▶ **Entries shown**
....................

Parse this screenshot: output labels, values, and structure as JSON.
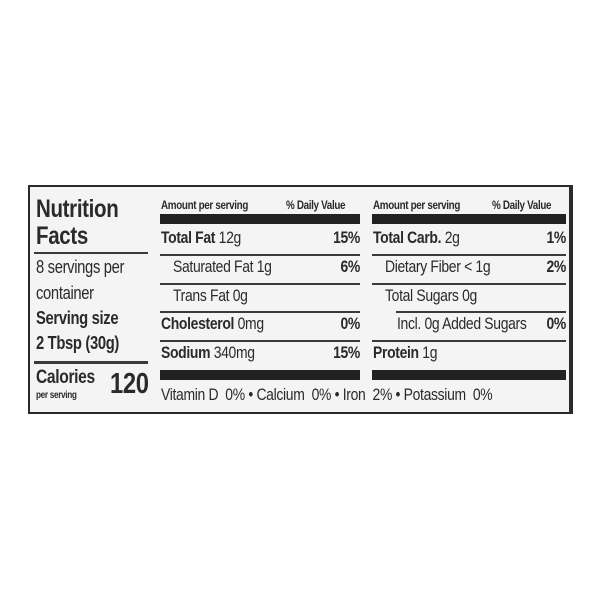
{
  "title_line1": "Nutrition",
  "title_line2": "Facts",
  "servings_line1": "8 servings per",
  "servings_line2": "container",
  "serving_size_label": "Serving size",
  "serving_size_value": "2 Tbsp (30g)",
  "calories_label": "Calories",
  "calories_sub": "per serving",
  "calories_value": "120",
  "left_table": {
    "header_amount": "Amount per serving",
    "header_dv": "% Daily Value",
    "rows": [
      {
        "name": "Total Fat",
        "amount": "12g",
        "dv": "15%"
      },
      {
        "name": "Saturated Fat",
        "amount": "1g",
        "dv": "6%"
      },
      {
        "name": "Trans Fat",
        "amount": "0g",
        "dv": ""
      },
      {
        "name": "Cholesterol",
        "amount": "0mg",
        "dv": "0%"
      },
      {
        "name": "Sodium",
        "amount": "340mg",
        "dv": "15%"
      }
    ]
  },
  "right_table": {
    "header_amount": "Amount per serving",
    "header_dv": "% Daily Value",
    "rows": [
      {
        "name": "Total Carb.",
        "amount": "2g",
        "dv": "1%"
      },
      {
        "name": "Dietary Fiber",
        "amount": "< 1g",
        "dv": "2%"
      },
      {
        "name": "Total Sugars",
        "amount": "0g",
        "dv": ""
      },
      {
        "name": "Incl. 0g Added Sugars",
        "amount": "",
        "dv": "0%"
      },
      {
        "name": "Protein",
        "amount": "1g",
        "dv": ""
      }
    ]
  },
  "vitamins": "Vitamin D  0% • Calcium  0% • Iron  2% • Potassium  0%"
}
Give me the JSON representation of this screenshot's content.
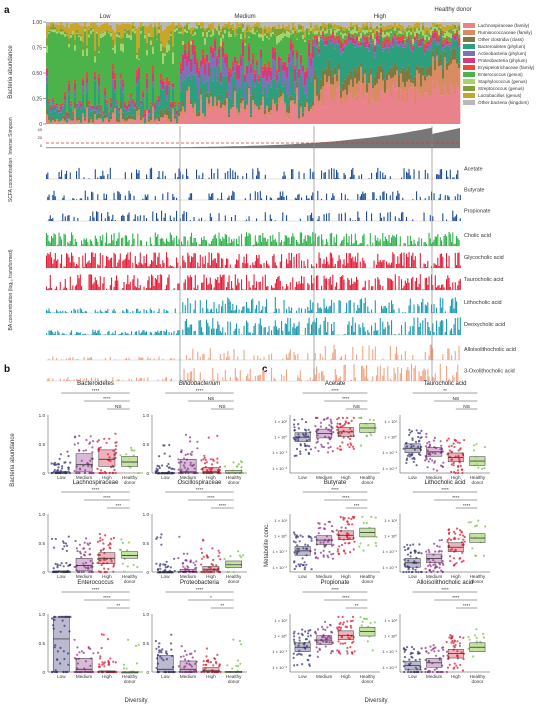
{
  "panels": {
    "a": "a",
    "b": "b",
    "c": "c"
  },
  "colors": {
    "low": "#3b3a7a",
    "medium": "#8e3a8c",
    "high": "#d8213a",
    "healthy": "#7fc24a",
    "healthy_box": "#b7dc8f",
    "scfa": "#1f4e96",
    "cholic": "#2eb34a",
    "glyco": "#e2203a",
    "tauro": "#e2203a",
    "litho": "#1e9bb2",
    "deoxy": "#1e9bb2",
    "allo": "#f2a585",
    "oxo": "#f2a585",
    "simpson": "#777777"
  },
  "diversity_labels": {
    "low": "Low",
    "medium": "Medium",
    "high": "High",
    "healthy": "Healthy donor"
  },
  "bacteria_axis": {
    "ylabel": "Bacteria abundance",
    "ticks": [
      "1.00",
      "0.75",
      "0.50",
      "0.25",
      "0"
    ]
  },
  "simpson_axis": {
    "ylabel": "Inverse Simpson",
    "ticks": [
      "40",
      "20",
      "0"
    ]
  },
  "scfa_axis": {
    "ylabel": "SCFA concentration"
  },
  "ba_axis": {
    "ylabel": "BA concentration (log₁₀ transformed)"
  },
  "legend": [
    {
      "label": "Lachnospiraceae (family)",
      "color": "#e9828a"
    },
    {
      "label": "Ruminococcaceae (family)",
      "color": "#d98c63"
    },
    {
      "label": "Other clostridia (class)",
      "color": "#7e7a3f"
    },
    {
      "label": "Bacteroidetes (phylum)",
      "color": "#2e9f7c"
    },
    {
      "label": "Actinobacteria (phylum)",
      "color": "#7b73b7"
    },
    {
      "label": "Proteobacteria (phylum)",
      "color": "#d63a7a"
    },
    {
      "label": "Erysipelotrichaceae (family)",
      "color": "#e84c3d"
    },
    {
      "label": "Enterococcus (genus)",
      "color": "#4bb34a"
    },
    {
      "label": "Staphylococcus (genus)",
      "color": "#a7d46a"
    },
    {
      "label": "Streptococcus (genus)",
      "color": "#7fa036"
    },
    {
      "label": "Lactobacillus (genus)",
      "color": "#c9a52a"
    },
    {
      "label": "Other bacteria (kingdom)",
      "color": "#b8b8b8"
    }
  ],
  "track_labels": [
    "Acetate",
    "Butyrate",
    "Propionate",
    "Cholic acid",
    "Glycocholic acid",
    "Taurocholic acid",
    "Lithocholic acid",
    "Deoxycholic acid",
    "Alloisolithocholic acid",
    "3-Oxolithocholic acid"
  ],
  "panel_b": {
    "ylabel": "Bacteria abundance",
    "y_ticks": [
      "0",
      "0.5",
      "1.0"
    ],
    "xlabel": "Diversity",
    "titles": [
      "Bacteroidetes",
      "Bifidobacterium",
      "Lachnospiraceae",
      "Oscillospiraceae",
      "Enterococcus",
      "Proteobacteria"
    ],
    "sig": [
      [
        "****",
        "****",
        "NS"
      ],
      [
        "****",
        "NS",
        "NS"
      ],
      [
        "****",
        "****",
        "***"
      ],
      [
        "****",
        "****",
        "****"
      ],
      [
        "****",
        "****",
        "**"
      ],
      [
        "****",
        "*",
        "**"
      ]
    ]
  },
  "panel_c": {
    "ylabel": "Metabolite conc.",
    "xlabel": "Diversity",
    "titles": [
      "Acetate",
      "Taurocholic acid",
      "Butyrate",
      "Lithocholic acid",
      "Propionate",
      "Alloisolithocholic acid"
    ],
    "sig": [
      [
        "****",
        "****",
        "NS"
      ],
      [
        "**",
        "NS",
        "NS"
      ],
      [
        "****",
        "****",
        "***"
      ],
      [
        "****",
        "****",
        "****"
      ],
      [
        "****",
        "****",
        "**"
      ],
      [
        "****",
        "****",
        "****"
      ]
    ],
    "y_ticks": [
      [
        "1 × 10¹",
        "1 × 10⁰",
        "1 × 10⁻¹",
        "1 × 10⁻²"
      ],
      [
        "1 × 10¹",
        "1 × 10⁰",
        "1 × 10⁻¹",
        "1 × 10⁻²"
      ],
      [
        "1 × 10¹",
        "1 × 10⁰",
        "1 × 10⁻¹",
        "1 × 10⁻²"
      ],
      [
        "1 × 10¹",
        "1 × 10⁰",
        "1 × 10⁻¹",
        "1 × 10⁻²"
      ],
      [
        "1 × 10¹",
        "1 × 10⁰",
        "1 × 10⁻¹",
        "1 × 10⁻²"
      ],
      [
        "1 × 10¹",
        "1 × 10⁰",
        "1 × 10⁻¹",
        "1 × 10⁻²"
      ]
    ]
  },
  "x_categories": [
    "Low",
    "Medium",
    "High",
    "Healthy donor"
  ],
  "chart_data": [
    {
      "type": "area",
      "stacked": true,
      "y_axis": "Bacteria abundance",
      "ylim": [
        0,
        1
      ],
      "groups": [
        "Low",
        "Medium",
        "High",
        "Healthy donor"
      ],
      "series_names": [
        "Lachnospiraceae (family)",
        "Ruminococcaceae (family)",
        "Other clostridia (class)",
        "Bacteroidetes (phylum)",
        "Actinobacteria (phylum)",
        "Proteobacteria (phylum)",
        "Erysipelotrichaceae (family)",
        "Enterococcus (genus)",
        "Staphylococcus (genus)",
        "Streptococcus (genus)",
        "Lactobacillus (genus)",
        "Other bacteria (kingdom)"
      ]
    },
    {
      "type": "bar",
      "y_axis": "Inverse Simpson",
      "ylim": [
        0,
        40
      ]
    },
    {
      "type": "bar",
      "y_axis": "SCFA concentration",
      "series_names": [
        "Acetate",
        "Butyrate",
        "Propionate"
      ]
    },
    {
      "type": "bar",
      "y_axis": "BA concentration (log₁₀ transformed)",
      "series_names": [
        "Cholic acid",
        "Glycocholic acid",
        "Taurocholic acid",
        "Lithocholic acid",
        "Deoxycholic acid",
        "Alloisolithocholic acid",
        "3-Oxolithocholic acid"
      ]
    },
    {
      "type": "scatter",
      "subtype": "box",
      "panel": "b",
      "categories": [
        "Low",
        "Medium",
        "High",
        "Healthy donor"
      ],
      "ylim": [
        0,
        1
      ],
      "series": [
        {
          "name": "Bacteroidetes",
          "medians": [
            0.0,
            0.15,
            0.25,
            0.2
          ],
          "q1": [
            0.0,
            0.03,
            0.12,
            0.12
          ],
          "q3": [
            0.03,
            0.35,
            0.42,
            0.3
          ]
        },
        {
          "name": "Bifidobacterium",
          "medians": [
            0.0,
            0.02,
            0.02,
            0.0
          ],
          "q1": [
            0.0,
            0.0,
            0.0,
            0.0
          ],
          "q3": [
            0.0,
            0.25,
            0.1,
            0.05
          ]
        },
        {
          "name": "Lachnospiraceae",
          "medians": [
            0.0,
            0.12,
            0.25,
            0.3
          ],
          "q1": [
            0.0,
            0.02,
            0.15,
            0.25
          ],
          "q3": [
            0.02,
            0.25,
            0.35,
            0.37
          ]
        },
        {
          "name": "Oscillospiraceae",
          "medians": [
            0.0,
            0.01,
            0.05,
            0.13
          ],
          "q1": [
            0.0,
            0.0,
            0.02,
            0.08
          ],
          "q3": [
            0.0,
            0.05,
            0.1,
            0.2
          ]
        },
        {
          "name": "Enterococcus",
          "medians": [
            0.6,
            0.05,
            0.0,
            0.0
          ],
          "q1": [
            0.0,
            0.0,
            0.0,
            0.0
          ],
          "q3": [
            1.0,
            0.25,
            0.02,
            0.0
          ]
        },
        {
          "name": "Proteobacteria",
          "medians": [
            0.05,
            0.05,
            0.02,
            0.0
          ],
          "q1": [
            0.0,
            0.0,
            0.0,
            0.0
          ],
          "q3": [
            0.3,
            0.2,
            0.08,
            0.01
          ]
        }
      ]
    },
    {
      "type": "scatter",
      "subtype": "box",
      "panel": "c",
      "categories": [
        "Low",
        "Medium",
        "High",
        "Healthy donor"
      ],
      "y_scale": "log",
      "series": [
        {
          "name": "Acetate",
          "medians": [
            0.8,
            2.0,
            3.0,
            8.0
          ]
        },
        {
          "name": "Taurocholic acid",
          "medians": [
            0.05,
            0.02,
            0.005,
            0.002
          ]
        },
        {
          "name": "Butyrate",
          "medians": [
            0.02,
            0.3,
            1.0,
            2.0
          ]
        },
        {
          "name": "Lithocholic acid",
          "medians": [
            0.001,
            0.003,
            0.05,
            0.5
          ]
        },
        {
          "name": "Propionate",
          "medians": [
            0.05,
            0.3,
            1.0,
            2.5
          ]
        },
        {
          "name": "Alloisolithocholic acid",
          "medians": [
            0.0005,
            0.001,
            0.01,
            0.05
          ]
        }
      ]
    }
  ]
}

....................

▶ **What you should do**
Your answer must be a copy of every line in the data above that holds the string "Bacteroidetes".

▶ **Answer box**
      "label": "Bacteroidetes (phylum)",
      "Bacteroidetes",
        "Bacteroidetes (phylum)",
          "name": "Bacteroidetes",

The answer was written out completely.